## Job a
Update the Reno racing text from "Jeff LaVelle’s Race" to "this last year.", changing "Limitless" to "Boundless".

## Page text
The Last Laps

The racing at the final Reno races was good until it wasn’t.


For its “Final Flag” finale, Reno delivered the now expected mix of both hotly contested races and high-speed processionals.

With the remaining hot-rodded Unlimiteds almost universally sitting out the event for lack of funds or with future record-setting goals in mind, the Unlimited field was narrowed down to Steve Hinton Jr. in the approximately 470-mph Bardahl Special as the runaway presumed winner, with the super-sized Dreadnought locking up second at perhaps 460 mph, followed by the remainder of the Sanders family’s Sea Furys and a flock of variously prepped P-51 Mustangs and the odd P-40 and P-63 for variety.

Jeff LaVelle.

The best high-speed racing was, as usual for the modern era, set up in the Sport class where Gold division regulars Jeff LaVelle and Andrew Findlay both arrived seriously looking to win. This now famous, friendly but intense rivalry drove qualifying speeds up to 410 and 406 mph, respectively, and with spare engines on hand everyone anticipated a delicious week of firewalled Sport Gold action. It was also soon apparent that Sean VanHatten and Tom McNerney were right on top of each other for third and fourth spots, and indeed the pair put up very close cat-and-mouse heat racing as they sized each other up for Sunday’s final.

Jeff LaVelle’s Race 39 Glasair III.

In Formula 1 it was sure to be Justin Meaders in Limitless and Josh Watson in Fraed Naught whipping each other like side-by-side charioteers with Justin Phillipson mixing in as possible with his No Strings Attached. Due to the fallout of an unfortunate lawsuit last year, there was no Biplane racing this last year.

Andrew Findlay.

## Data

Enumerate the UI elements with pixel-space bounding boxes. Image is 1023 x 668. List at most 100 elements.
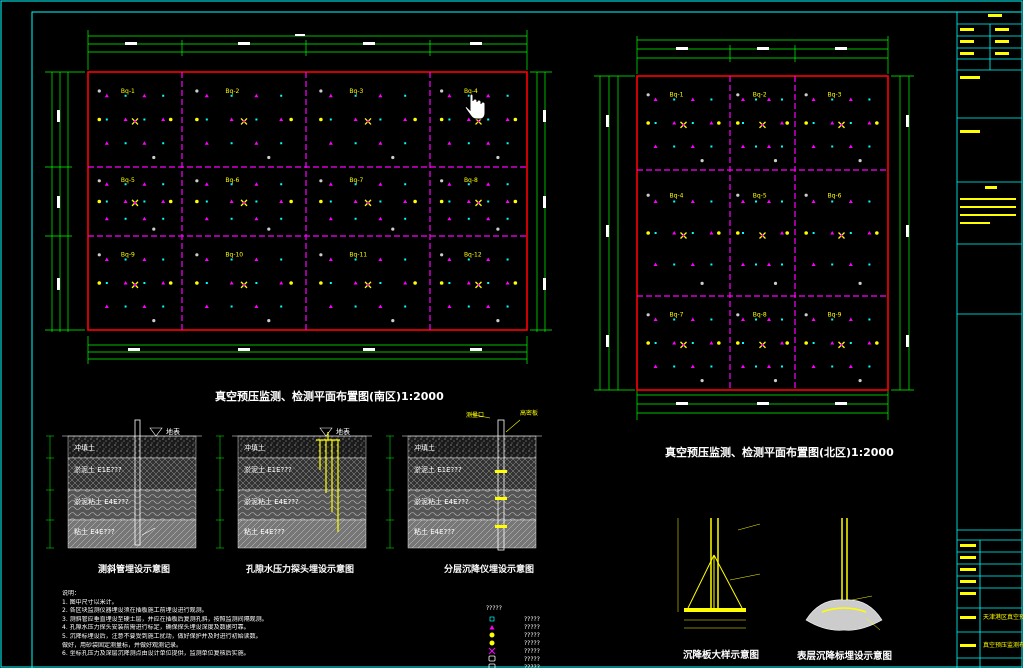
dot-marker-icon [773,159,778,163]
triangle-marker-icon [378,93,383,98]
square-marker-icon [124,217,127,220]
triangle-marker-icon [279,281,284,285]
square-marker-icon [404,183,407,186]
square-marker-icon [124,305,127,308]
soil-layer-label: 粘土 E4E??? [414,527,455,536]
zone-label: Bq-8 [464,177,478,184]
square-marker-icon [673,365,676,368]
star-marker-icon [439,117,444,122]
square-marker-icon [162,217,165,220]
square-marker-icon [448,282,451,284]
square-marker-icon [280,94,283,97]
dot-marker-icon [646,313,650,317]
triangle-marker-icon [254,93,259,98]
star-marker-icon [319,199,323,204]
square-marker-icon [755,365,757,368]
square-marker-icon [710,318,713,321]
legend-item: ????? [488,647,540,655]
triangle-marker-icon [353,117,358,121]
plate-label: 高密板 [520,409,538,417]
triangle-marker-icon [104,304,109,308]
square-marker-icon [831,263,834,266]
square-marker-icon [329,200,332,203]
square-marker-icon [812,122,815,124]
triangle-marker-icon [328,216,333,221]
section-diagrams: 冲填土淤泥土 E1E??? 淤泥粘土 E4E??? 粘土 E4E??? 测斜管埋设示意… [46,409,542,575]
square-marker-icon [673,145,676,148]
cross-marker-icon [475,199,482,207]
square-marker-icon [280,217,283,220]
triangle-marker-icon [104,93,109,98]
dot-marker-icon [152,319,156,323]
square-marker-icon [487,282,490,284]
dot-marker-icon [700,379,704,383]
star-marker-icon [439,281,444,285]
triangle-marker-icon [848,199,853,203]
triangle-marker-icon [142,257,147,261]
triangle-marker-icon [447,257,452,261]
triangle-marker-icon [505,281,510,285]
legend-circle-icon [489,640,495,646]
square-marker-icon [831,98,834,101]
square-marker-icon [781,263,783,266]
square-marker-icon [379,200,382,203]
star-marker-icon [168,281,173,285]
star-marker-icon [875,231,879,235]
triangle-marker-icon [229,199,234,203]
dot-marker-icon [391,155,395,160]
square-marker-icon [831,318,834,321]
triangle-marker-icon [505,199,510,203]
square-marker-icon [404,258,407,261]
triangle-marker-icon [767,144,771,148]
zone-label: Bq-5 [753,193,767,200]
square-marker-icon [329,282,332,284]
triangle-marker-icon [672,341,677,345]
triangle-marker-icon [161,117,166,121]
star-marker-icon [646,341,650,345]
zone-label: Bq-7 [670,312,684,319]
square-marker-icon [255,282,258,284]
cross-marker-icon [364,199,372,207]
triangle-marker-icon [811,97,816,101]
square-marker-icon [105,200,108,203]
triangle-marker-icon [254,141,259,145]
zone-label: Bq-11 [349,252,367,259]
square-marker-icon [354,217,357,220]
dot-marker-icon [700,281,704,285]
square-marker-icon [654,342,657,344]
legend-item: ????? [488,655,540,663]
square-marker-icon [162,183,165,186]
dot-marker-icon [496,155,500,160]
settlement-plate-detail: 沉降板大样示意图 [677,518,761,661]
square-marker-icon [230,94,233,97]
dot-marker-icon [97,89,101,93]
square-marker-icon [742,232,744,234]
square-marker-icon [487,118,490,121]
cad-drawing-canvas[interactable]: Bq-1 Bq-2 Bq-3 Bq-4Bq-5 Bq-6 Bq-7 Bq-8Bq-9 Bq-1… [0,0,1023,668]
square-marker-icon [710,145,713,148]
zone-label: Bq-2 [753,92,767,99]
triangle-marker-icon [830,341,835,345]
notes-line: 1. 图中尺寸以米计。 [62,598,118,606]
square-marker-icon [162,258,165,261]
dot-marker-icon [804,93,808,97]
star-marker-icon [513,281,518,285]
star-marker-icon [97,199,102,204]
square-marker-icon [691,122,694,124]
square-marker-icon [673,318,676,321]
square-marker-icon [448,118,451,121]
dot-marker-icon [97,179,101,183]
triangle-marker-icon [867,121,872,125]
design-notes: 说明： 1. 图中尺寸以米计。 2. 各区块监测仪器埋设须在插板施工前埋设进行观… [62,590,422,659]
triangle-marker-icon [653,317,658,321]
soil-layer-label: 冲填土 [74,443,95,452]
star-marker-icon [736,231,740,235]
star-marker-icon [785,121,789,125]
cross-marker-icon [131,117,139,125]
square-marker-icon [143,118,146,121]
triangle-marker-icon [378,182,383,186]
triangle-marker-icon [848,364,853,368]
cross-marker-icon [680,121,687,129]
dot-marker-icon [440,179,444,183]
dot-marker-icon [195,179,199,183]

## Job b
Identify every row that holds the string "soil" and copy each of those rows.

## Written response a
Jeff LaVelle’s Race 39 Glasair III.

In Formula 1 it was sure to be Justin Meaders in Boundless and Josh Watson in Fraed Naught whipping each other like side-by-side charioteers with Justin Phillipson mixing in as possible with his No Strings Attached. Due to the fallout of an unfortunate lawsuit last year, there was no Biplane racing this last year.

## Written response b
soil-layer-label: 粘土 E4E??? [414,527,455,536]
soil-layer-label: 冲填土 [74,443,95,452]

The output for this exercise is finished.